(Material provided):
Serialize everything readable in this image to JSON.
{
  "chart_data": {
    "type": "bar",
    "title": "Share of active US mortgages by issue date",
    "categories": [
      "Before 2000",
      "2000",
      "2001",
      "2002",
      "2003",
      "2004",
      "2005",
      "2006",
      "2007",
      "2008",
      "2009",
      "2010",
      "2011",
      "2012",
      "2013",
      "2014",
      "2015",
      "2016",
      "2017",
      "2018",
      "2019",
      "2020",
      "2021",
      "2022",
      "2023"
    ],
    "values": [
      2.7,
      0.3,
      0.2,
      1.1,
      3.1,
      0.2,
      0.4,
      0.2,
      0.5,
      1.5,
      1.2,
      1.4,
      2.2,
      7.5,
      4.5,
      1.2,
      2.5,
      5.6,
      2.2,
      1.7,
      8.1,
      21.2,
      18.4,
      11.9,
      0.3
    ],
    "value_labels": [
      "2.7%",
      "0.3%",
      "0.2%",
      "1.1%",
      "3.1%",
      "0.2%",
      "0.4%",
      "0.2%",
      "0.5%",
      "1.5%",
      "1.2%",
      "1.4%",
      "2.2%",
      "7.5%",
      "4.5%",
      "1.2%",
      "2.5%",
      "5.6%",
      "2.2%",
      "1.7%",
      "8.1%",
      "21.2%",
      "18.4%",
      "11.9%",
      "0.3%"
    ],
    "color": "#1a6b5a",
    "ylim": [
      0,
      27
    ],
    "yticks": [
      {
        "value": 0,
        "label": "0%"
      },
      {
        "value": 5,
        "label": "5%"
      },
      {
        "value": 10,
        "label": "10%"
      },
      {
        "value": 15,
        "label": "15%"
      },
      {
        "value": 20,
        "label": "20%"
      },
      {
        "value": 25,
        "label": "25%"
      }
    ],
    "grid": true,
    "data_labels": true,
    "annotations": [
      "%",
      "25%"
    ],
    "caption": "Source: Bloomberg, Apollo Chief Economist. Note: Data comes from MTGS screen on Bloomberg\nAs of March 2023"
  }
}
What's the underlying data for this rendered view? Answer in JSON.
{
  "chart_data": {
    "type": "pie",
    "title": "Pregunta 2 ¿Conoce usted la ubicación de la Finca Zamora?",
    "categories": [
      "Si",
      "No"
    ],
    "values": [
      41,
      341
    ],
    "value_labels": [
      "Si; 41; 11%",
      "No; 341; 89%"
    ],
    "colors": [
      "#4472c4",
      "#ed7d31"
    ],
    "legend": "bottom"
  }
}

(What is needed):
Copy out each line exactly as written.

(Solution for this task):
Serialize everything readable in this image to JSON.
{
  "chart_data": {
    "type": "bar",
    "title": "Share of active US mortgages by issue date",
    "categories": [
      "Before 2000",
      "2000",
      "2001",
      "2002",
      "2003",
      "2004",
      "2005",
      "2006",
      "2007",
      "2008",
      "2009",
      "2010",
      "2011",
      "2012",
      "2013",
      "2014",
      "2015",
      "2016",
      "2017",
      "2018",
      "2019",
      "2020",
      "2021",
      "2022",
      "2023"
    ],
    "values": [
      2.7,
      0.3,
      0.2,
      1.1,
      3.1,
      0.2,
      0.4,
      0.2,
      0.5,
      1.5,
      1.2,
      1.4,
      2.2,
      7.5,
      4.5,
      1.2,
      2.5,
      5.6,
      2.2,
      1.7,
      8.1,
      21.2,
      18.4,
      11.9,
      0.3
    ],
    "value_labels": [
      "2.7%",
      "0.3%",
      "0.2%",
      "1.1%",
      "3.1%",
      "0.2%",
      "0.4%",
      "0.2%",
      "0.5%",
      "1.5%",
      "1.2%",
      "1.4%",
      "2.2%",
      "7.5%",
      "4.5%",
      "1.2%",
      "2.5%",
      "5.6%",
      "2.2%",
      "1.7%",
      "8.1%",
      "21.2%",
      "18.4%",
      "11.9%",
      "0.3%"
    ],
    "color": "#1a6b5a",
    "ylim": [
      0,
      27
    ],
    "yticks": [
      {
        "value": 0,
        "label": "0%"
      },
      {
        "value": 5,
        "label": "5%"
      },
      {
        "value": 10,
        "label": "10%"
      },
      {
        "value": 15,
        "label": "15%"
      },
      {
        "value": 20,
        "label": "20%"
      },
      {
        "value": 25,
        "label": "25%"
      }
    ],
    "grid": true,
    "data_labels": true,
    "annotations": [
      "%",
      "25%"
    ],
    "caption": "Source: Bloomberg, Apollo Chief Economist. Note: Data comes from MTGS screen on Bloomberg\nAs of March 2023"
  }
}
What's the underlying data for this rendered view? Answer in JSON.
{
  "chart_data": {
    "type": "pie",
    "title": "Pregunta 2 ¿Conoce usted la ubicación de la Finca Zamora?",
    "categories": [
      "Si",
      "No"
    ],
    "values": [
      41,
      341
    ],
    "value_labels": [
      "Si; 41; 11%",
      "No; 341; 89%"
    ],
    "colors": [
      "#4472c4",
      "#ed7d31"
    ],
    "legend": "bottom"
  }
}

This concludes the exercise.